_SET EXERCISE:_ Omit all pictures and give the records below again exactly as written.

Recorded data:

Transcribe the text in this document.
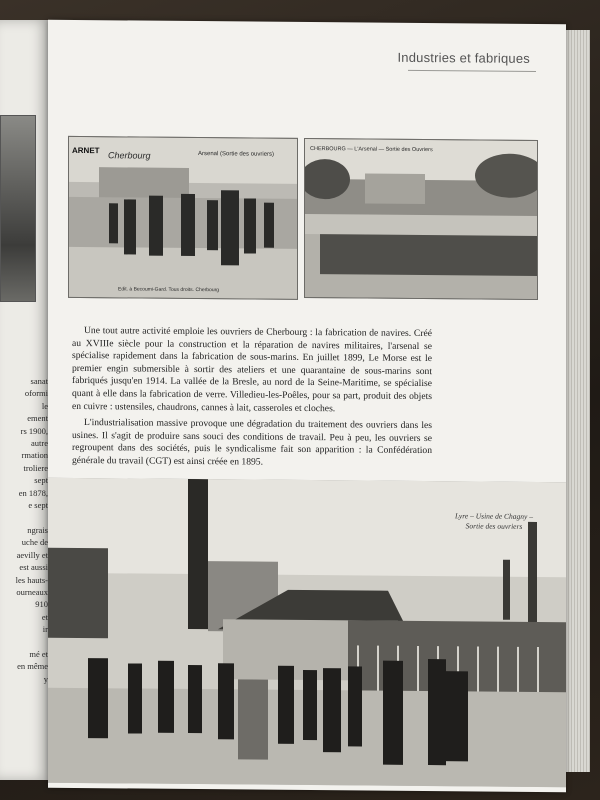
sanat
oformi
le
ement
rs 1900,
autre
rmation
troliere
sept
en 1878,
e sept

ngrais
uche de
aevilly et
est aussi
les hauts-
ourneaux
910
et
ir

mé et
en même
y
Industries et fabriques
ARNET Cherbourg	Arsenal (Sortie des ouvriers)
Edit. à Becoumi-Gard. Tous droits. Cherbourg
CHERBOURG — L'Arsenal — Sortie des Ouvriers

Une tout autre activité emploie les ouvriers de Cherbourg : la fabrication de navires. Créé au XVIIIe siècle pour la construction et la réparation de navires militaires, l'arsenal se spécialise rapidement dans la fabrication de sous-marins. En juillet 1899, Le Morse est le premier engin submersible à sortir des ateliers et une quarantaine de sous-marins sont fabriqués jusqu'en 1914. La vallée de la Bresle, au nord de la Seine-Maritime, se spécialise quant à elle dans la fabrication de verre. Villedieu-les-Poêles, pour sa part, produit des objets en cuivre : ustensiles, chaudrons, cannes à lait, casseroles et cloches.

L'industrialisation massive provoque une dégradation du traitement des ouvriers dans les usines. Il s'agit de produire sans souci des conditions de travail. Peu à peu, les ouvriers se regroupent dans des sociétés, puis le syndicalisme fait son apparition : la Confédération générale du travail (CGT) est ainsi créée en 1895.

Lyre – Usine de Chagny –
Sortie des ouvriers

_SOLUTION TO THIS TASK:_
Transcribe the text in this document.
sanat
oformi
le
ement
rs 1900,
autre
rmation
troliere
sept
en 1878,
e sept

ngrais
uche de
aevilly et
est aussi
les hauts-
ourneaux
910
et
ir

mé et
en même
y
Industries et fabriques
ARNET Cherbourg	Arsenal (Sortie des ouvriers)
Edit. à Becoumi-Gard. Tous droits. Cherbourg
CHERBOURG — L'Arsenal — Sortie des Ouvriers

Une tout autre activité emploie les ouvriers de Cherbourg : la fabrication de navires. Créé au XVIIIe siècle pour la construction et la réparation de navires militaires, l'arsenal se spécialise rapidement dans la fabrication de sous-marins. En juillet 1899, Le Morse est le premier engin submersible à sortir des ateliers et une quarantaine de sous-marins sont fabriqués jusqu'en 1914. La vallée de la Bresle, au nord de la Seine-Maritime, se spécialise quant à elle dans la fabrication de verre. Villedieu-les-Poêles, pour sa part, produit des objets en cuivre : ustensiles, chaudrons, cannes à lait, casseroles et cloches.

L'industrialisation massive provoque une dégradation du traitement des ouvriers dans les usines. Il s'agit de produire sans souci des conditions de travail. Peu à peu, les ouvriers se regroupent dans des sociétés, puis le syndicalisme fait son apparition : la Confédération générale du travail (CGT) est ainsi créée en 1895.

Lyre – Usine de Chagny –
Sortie des ouvriers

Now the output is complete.